Goal:
Would you pull out every line of the material that contains the string "should"?

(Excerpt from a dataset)
## START

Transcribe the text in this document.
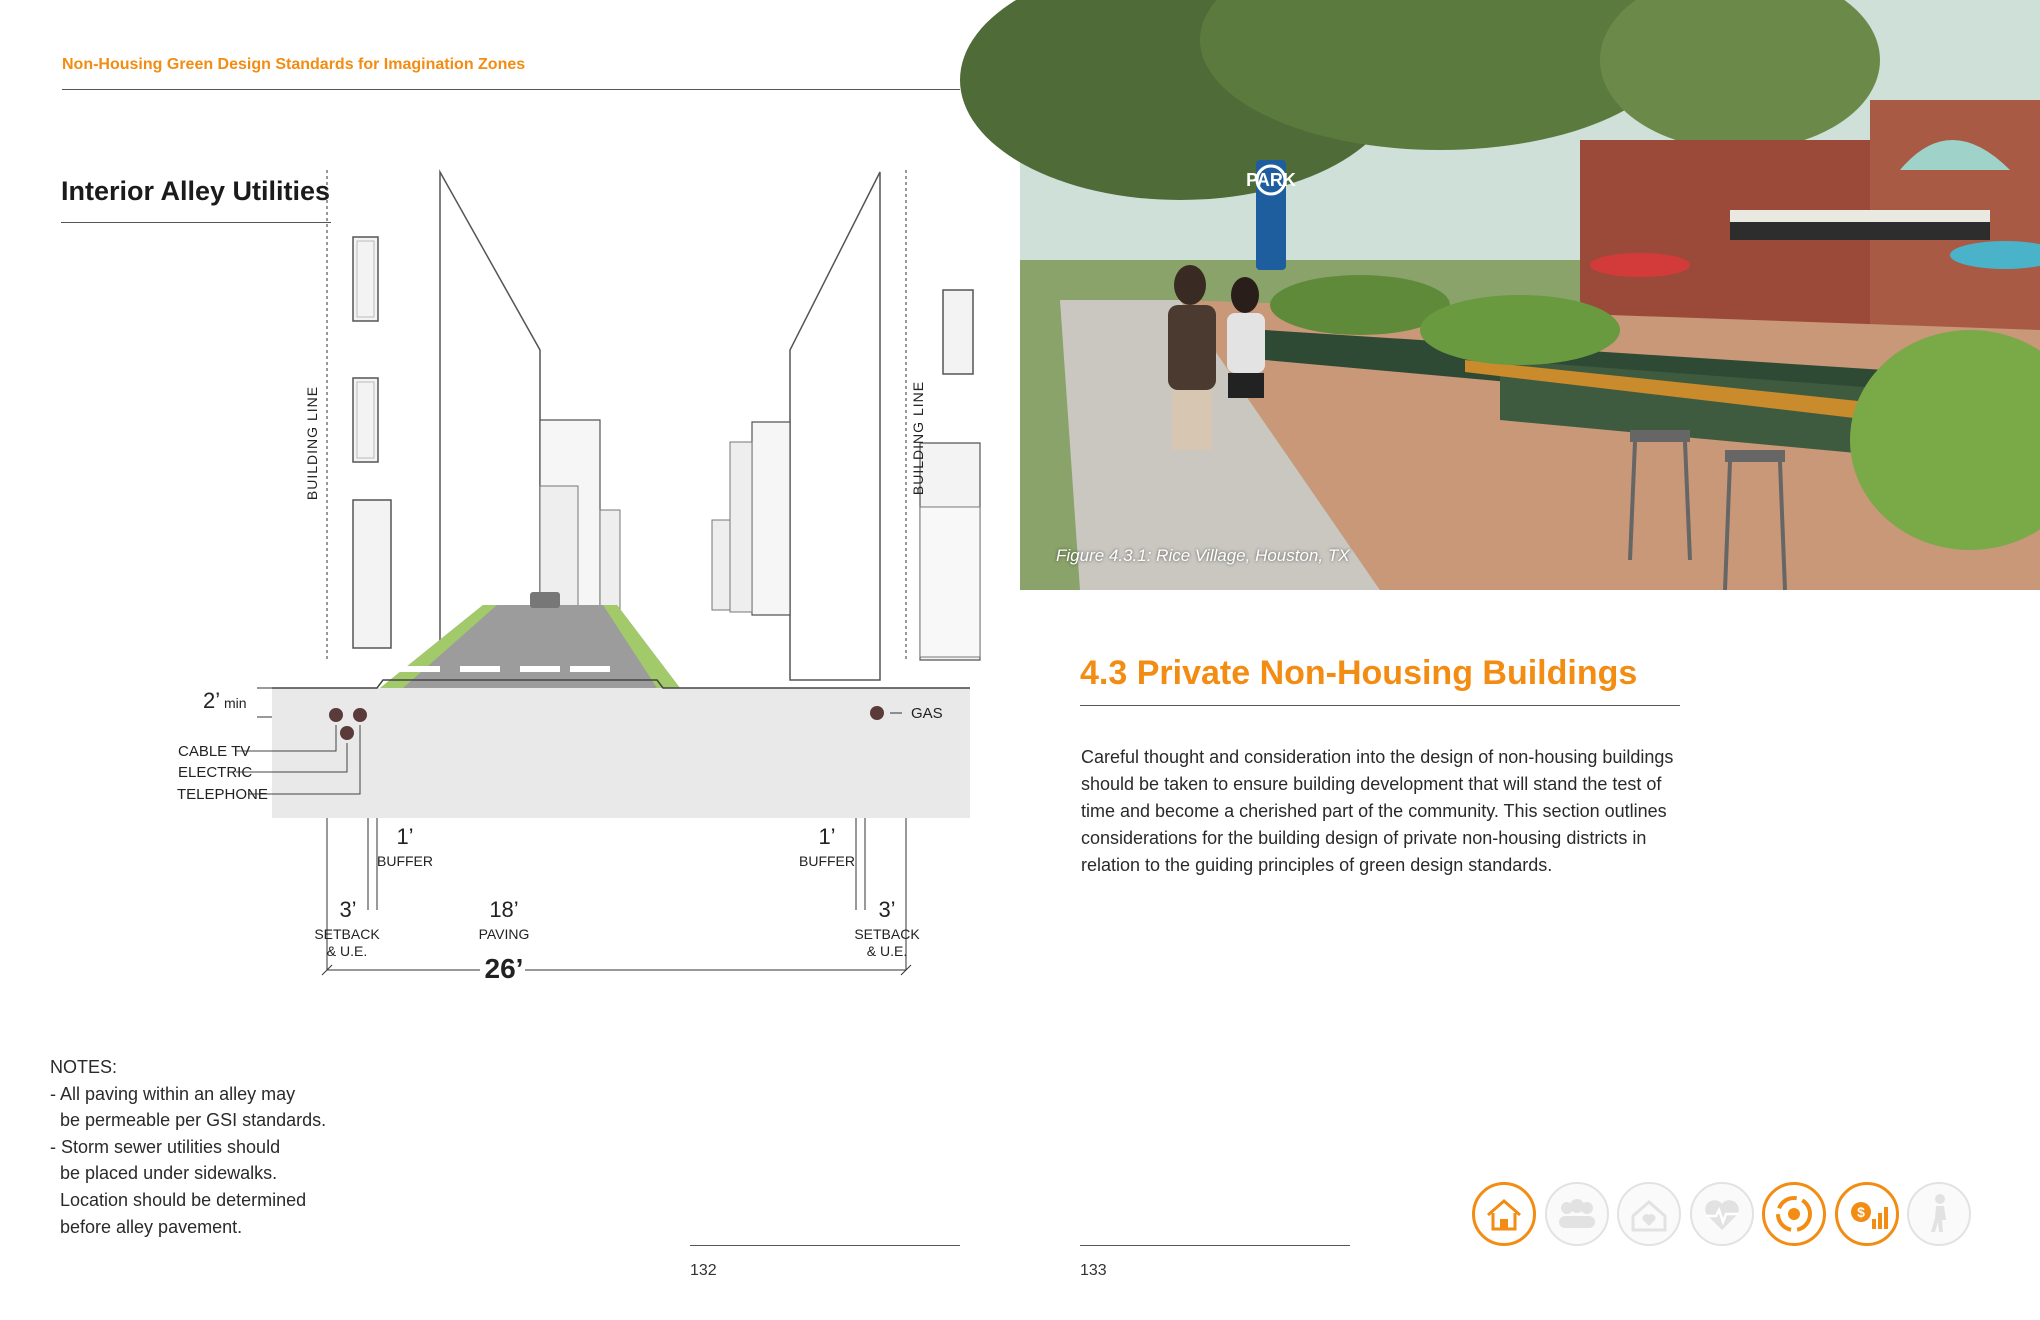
Non-Housing Green Design Standards for Imagination Zones
Interior Alley Utilities
BUILDING LINE	BUILDING LINE
2’ min
CABLE TV
ELECTRIC
TELEPHONE
GAS
1’
BUFFER
1’
BUFFER
3’
SETBACK
& U.E.
18’
PAVING
3’
SETBACK
& U.E.
26’
NOTES:
- All paving within an alley may
be permeable per GSI standards.
- Storm sewer utilities should
be placed under sidewalks.
Location should be determined
before alley pavement.
132
PARK
Figure 4.3.1: Rice Village, Houston, TX
4.3 Private Non-Housing Buildings
Careful thought and consideration into the design of non-housing buildings should be taken to ensure building development that will stand the test of time and become a cherished part of the community. This section outlines considerations for the building design of private non-housing districts in relation to the guiding principles of green design standards.
$
133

## END

Solution to the problem:
- Storm sewer utilities should
Location should be determined
Careful thought and consideration into the design of non-housing buildings should be taken to ensure building development that will stand the test of time and become a cherished part of the community. This section outlines considerations for the building design of private non-housing districts in relation to the guiding principles of green design standards.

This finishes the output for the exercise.